───── Material for the task ─────

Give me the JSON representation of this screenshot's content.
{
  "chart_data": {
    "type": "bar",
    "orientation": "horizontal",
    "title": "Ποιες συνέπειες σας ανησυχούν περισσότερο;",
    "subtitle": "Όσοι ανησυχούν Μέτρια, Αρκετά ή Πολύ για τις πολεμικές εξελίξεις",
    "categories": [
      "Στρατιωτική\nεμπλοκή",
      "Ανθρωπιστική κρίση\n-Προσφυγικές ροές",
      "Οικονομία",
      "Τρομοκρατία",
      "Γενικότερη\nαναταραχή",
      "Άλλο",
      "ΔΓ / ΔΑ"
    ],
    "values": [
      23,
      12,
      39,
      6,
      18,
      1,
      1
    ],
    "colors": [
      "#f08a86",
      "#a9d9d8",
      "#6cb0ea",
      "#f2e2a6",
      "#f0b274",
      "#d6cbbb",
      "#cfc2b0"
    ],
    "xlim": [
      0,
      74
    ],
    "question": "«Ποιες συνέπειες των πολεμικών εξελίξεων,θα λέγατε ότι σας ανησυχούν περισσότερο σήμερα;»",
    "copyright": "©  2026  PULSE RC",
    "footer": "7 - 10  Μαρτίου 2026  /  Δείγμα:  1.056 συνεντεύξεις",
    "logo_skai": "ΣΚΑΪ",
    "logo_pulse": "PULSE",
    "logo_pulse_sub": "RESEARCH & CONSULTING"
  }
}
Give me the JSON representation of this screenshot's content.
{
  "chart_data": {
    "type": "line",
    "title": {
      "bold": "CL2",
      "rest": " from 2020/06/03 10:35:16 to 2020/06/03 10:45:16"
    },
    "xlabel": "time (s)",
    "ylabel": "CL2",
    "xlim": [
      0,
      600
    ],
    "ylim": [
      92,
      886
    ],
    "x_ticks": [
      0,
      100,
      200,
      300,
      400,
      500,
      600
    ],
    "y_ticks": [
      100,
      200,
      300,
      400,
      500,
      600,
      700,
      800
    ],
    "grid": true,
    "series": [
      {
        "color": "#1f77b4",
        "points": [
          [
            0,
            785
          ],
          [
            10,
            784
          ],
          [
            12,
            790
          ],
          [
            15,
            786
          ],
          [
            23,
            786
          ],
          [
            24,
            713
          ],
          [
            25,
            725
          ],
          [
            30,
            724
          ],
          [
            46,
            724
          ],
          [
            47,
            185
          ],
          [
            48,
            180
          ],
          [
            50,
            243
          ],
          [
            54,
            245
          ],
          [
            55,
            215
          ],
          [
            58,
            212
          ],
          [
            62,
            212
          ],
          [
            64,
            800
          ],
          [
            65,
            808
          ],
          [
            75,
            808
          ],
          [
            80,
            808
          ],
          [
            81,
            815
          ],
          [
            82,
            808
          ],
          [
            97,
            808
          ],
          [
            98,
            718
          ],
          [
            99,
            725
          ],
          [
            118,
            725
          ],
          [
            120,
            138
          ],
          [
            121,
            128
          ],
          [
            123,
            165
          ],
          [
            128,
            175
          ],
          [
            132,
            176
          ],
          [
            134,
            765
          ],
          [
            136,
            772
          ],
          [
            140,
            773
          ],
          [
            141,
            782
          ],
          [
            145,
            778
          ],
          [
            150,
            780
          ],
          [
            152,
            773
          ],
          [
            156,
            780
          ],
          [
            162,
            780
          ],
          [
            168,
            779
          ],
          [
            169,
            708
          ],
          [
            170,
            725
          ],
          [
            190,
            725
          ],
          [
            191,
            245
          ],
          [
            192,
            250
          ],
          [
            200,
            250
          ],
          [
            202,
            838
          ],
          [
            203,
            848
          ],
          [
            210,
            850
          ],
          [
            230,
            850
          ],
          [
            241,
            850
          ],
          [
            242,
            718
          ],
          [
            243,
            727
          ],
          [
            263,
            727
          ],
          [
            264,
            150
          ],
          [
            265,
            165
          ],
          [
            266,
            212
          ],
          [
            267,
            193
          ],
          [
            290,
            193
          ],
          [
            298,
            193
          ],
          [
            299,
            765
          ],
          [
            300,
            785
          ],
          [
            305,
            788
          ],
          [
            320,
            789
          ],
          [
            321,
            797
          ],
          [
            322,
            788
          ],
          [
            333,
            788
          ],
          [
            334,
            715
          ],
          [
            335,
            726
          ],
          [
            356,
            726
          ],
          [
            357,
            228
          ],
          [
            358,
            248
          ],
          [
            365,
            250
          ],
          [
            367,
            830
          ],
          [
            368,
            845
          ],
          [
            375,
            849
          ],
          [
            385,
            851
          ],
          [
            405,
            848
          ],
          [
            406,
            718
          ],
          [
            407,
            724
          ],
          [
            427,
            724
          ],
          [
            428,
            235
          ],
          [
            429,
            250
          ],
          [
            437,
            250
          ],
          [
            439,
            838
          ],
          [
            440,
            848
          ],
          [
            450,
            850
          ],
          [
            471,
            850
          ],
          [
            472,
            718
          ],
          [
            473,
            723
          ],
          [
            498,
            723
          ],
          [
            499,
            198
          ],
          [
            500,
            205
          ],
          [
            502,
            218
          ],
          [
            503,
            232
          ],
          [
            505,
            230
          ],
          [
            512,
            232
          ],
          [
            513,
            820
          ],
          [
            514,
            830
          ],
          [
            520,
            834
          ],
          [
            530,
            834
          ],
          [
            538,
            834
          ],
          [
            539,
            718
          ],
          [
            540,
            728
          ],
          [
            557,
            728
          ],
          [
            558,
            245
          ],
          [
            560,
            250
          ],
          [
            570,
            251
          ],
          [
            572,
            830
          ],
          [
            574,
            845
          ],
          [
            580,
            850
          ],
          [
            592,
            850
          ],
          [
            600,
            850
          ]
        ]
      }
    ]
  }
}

─────

### What to do
Each line above must be reproduced exactly as it stands.

### Task response
Give me the JSON representation of this screenshot's content.
{
  "chart_data": {
    "type": "bar",
    "orientation": "horizontal",
    "title": "Ποιες συνέπειες σας ανησυχούν περισσότερο;",
    "subtitle": "Όσοι ανησυχούν Μέτρια, Αρκετά ή Πολύ για τις πολεμικές εξελίξεις",
    "categories": [
      "Στρατιωτική\nεμπλοκή",
      "Ανθρωπιστική κρίση\n-Προσφυγικές ροές",
      "Οικονομία",
      "Τρομοκρατία",
      "Γενικότερη\nαναταραχή",
      "Άλλο",
      "ΔΓ / ΔΑ"
    ],
    "values": [
      23,
      12,
      39,
      6,
      18,
      1,
      1
    ],
    "colors": [
      "#f08a86",
      "#a9d9d8",
      "#6cb0ea",
      "#f2e2a6",
      "#f0b274",
      "#d6cbbb",
      "#cfc2b0"
    ],
    "xlim": [
      0,
      74
    ],
    "question": "«Ποιες συνέπειες των πολεμικών εξελίξεων,θα λέγατε ότι σας ανησυχούν περισσότερο σήμερα;»",
    "copyright": "©  2026  PULSE RC",
    "footer": "7 - 10  Μαρτίου 2026  /  Δείγμα:  1.056 συνεντεύξεις",
    "logo_skai": "ΣΚΑΪ",
    "logo_pulse": "PULSE",
    "logo_pulse_sub": "RESEARCH & CONSULTING"
  }
}
Give me the JSON representation of this screenshot's content.
{
  "chart_data": {
    "type": "line",
    "title": {
      "bold": "CL2",
      "rest": " from 2020/06/03 10:35:16 to 2020/06/03 10:45:16"
    },
    "xlabel": "time (s)",
    "ylabel": "CL2",
    "xlim": [
      0,
      600
    ],
    "ylim": [
      92,
      886
    ],
    "x_ticks": [
      0,
      100,
      200,
      300,
      400,
      500,
      600
    ],
    "y_ticks": [
      100,
      200,
      300,
      400,
      500,
      600,
      700,
      800
    ],
    "grid": true,
    "series": [
      {
        "color": "#1f77b4",
        "points": [
          [
            0,
            785
          ],
          [
            10,
            784
          ],
          [
            12,
            790
          ],
          [
            15,
            786
          ],
          [
            23,
            786
          ],
          [
            24,
            713
          ],
          [
            25,
            725
          ],
          [
            30,
            724
          ],
          [
            46,
            724
          ],
          [
            47,
            185
          ],
          [
            48,
            180
          ],
          [
            50,
            243
          ],
          [
            54,
            245
          ],
          [
            55,
            215
          ],
          [
            58,
            212
          ],
          [
            62,
            212
          ],
          [
            64,
            800
          ],
          [
            65,
            808
          ],
          [
            75,
            808
          ],
          [
            80,
            808
          ],
          [
            81,
            815
          ],
          [
            82,
            808
          ],
          [
            97,
            808
          ],
          [
            98,
            718
          ],
          [
            99,
            725
          ],
          [
            118,
            725
          ],
          [
            120,
            138
          ],
          [
            121,
            128
          ],
          [
            123,
            165
          ],
          [
            128,
            175
          ],
          [
            132,
            176
          ],
          [
            134,
            765
          ],
          [
            136,
            772
          ],
          [
            140,
            773
          ],
          [
            141,
            782
          ],
          [
            145,
            778
          ],
          [
            150,
            780
          ],
          [
            152,
            773
          ],
          [
            156,
            780
          ],
          [
            162,
            780
          ],
          [
            168,
            779
          ],
          [
            169,
            708
          ],
          [
            170,
            725
          ],
          [
            190,
            725
          ],
          [
            191,
            245
          ],
          [
            192,
            250
          ],
          [
            200,
            250
          ],
          [
            202,
            838
          ],
          [
            203,
            848
          ],
          [
            210,
            850
          ],
          [
            230,
            850
          ],
          [
            241,
            850
          ],
          [
            242,
            718
          ],
          [
            243,
            727
          ],
          [
            263,
            727
          ],
          [
            264,
            150
          ],
          [
            265,
            165
          ],
          [
            266,
            212
          ],
          [
            267,
            193
          ],
          [
            290,
            193
          ],
          [
            298,
            193
          ],
          [
            299,
            765
          ],
          [
            300,
            785
          ],
          [
            305,
            788
          ],
          [
            320,
            789
          ],
          [
            321,
            797
          ],
          [
            322,
            788
          ],
          [
            333,
            788
          ],
          [
            334,
            715
          ],
          [
            335,
            726
          ],
          [
            356,
            726
          ],
          [
            357,
            228
          ],
          [
            358,
            248
          ],
          [
            365,
            250
          ],
          [
            367,
            830
          ],
          [
            368,
            845
          ],
          [
            375,
            849
          ],
          [
            385,
            851
          ],
          [
            405,
            848
          ],
          [
            406,
            718
          ],
          [
            407,
            724
          ],
          [
            427,
            724
          ],
          [
            428,
            235
          ],
          [
            429,
            250
          ],
          [
            437,
            250
          ],
          [
            439,
            838
          ],
          [
            440,
            848
          ],
          [
            450,
            850
          ],
          [
            471,
            850
          ],
          [
            472,
            718
          ],
          [
            473,
            723
          ],
          [
            498,
            723
          ],
          [
            499,
            198
          ],
          [
            500,
            205
          ],
          [
            502,
            218
          ],
          [
            503,
            232
          ],
          [
            505,
            230
          ],
          [
            512,
            232
          ],
          [
            513,
            820
          ],
          [
            514,
            830
          ],
          [
            520,
            834
          ],
          [
            530,
            834
          ],
          [
            538,
            834
          ],
          [
            539,
            718
          ],
          [
            540,
            728
          ],
          [
            557,
            728
          ],
          [
            558,
            245
          ],
          [
            560,
            250
          ],
          [
            570,
            251
          ],
          [
            572,
            830
          ],
          [
            574,
            845
          ],
          [
            580,
            850
          ],
          [
            592,
            850
          ],
          [
            600,
            850
          ]
        ]
      }
    ]
  }
}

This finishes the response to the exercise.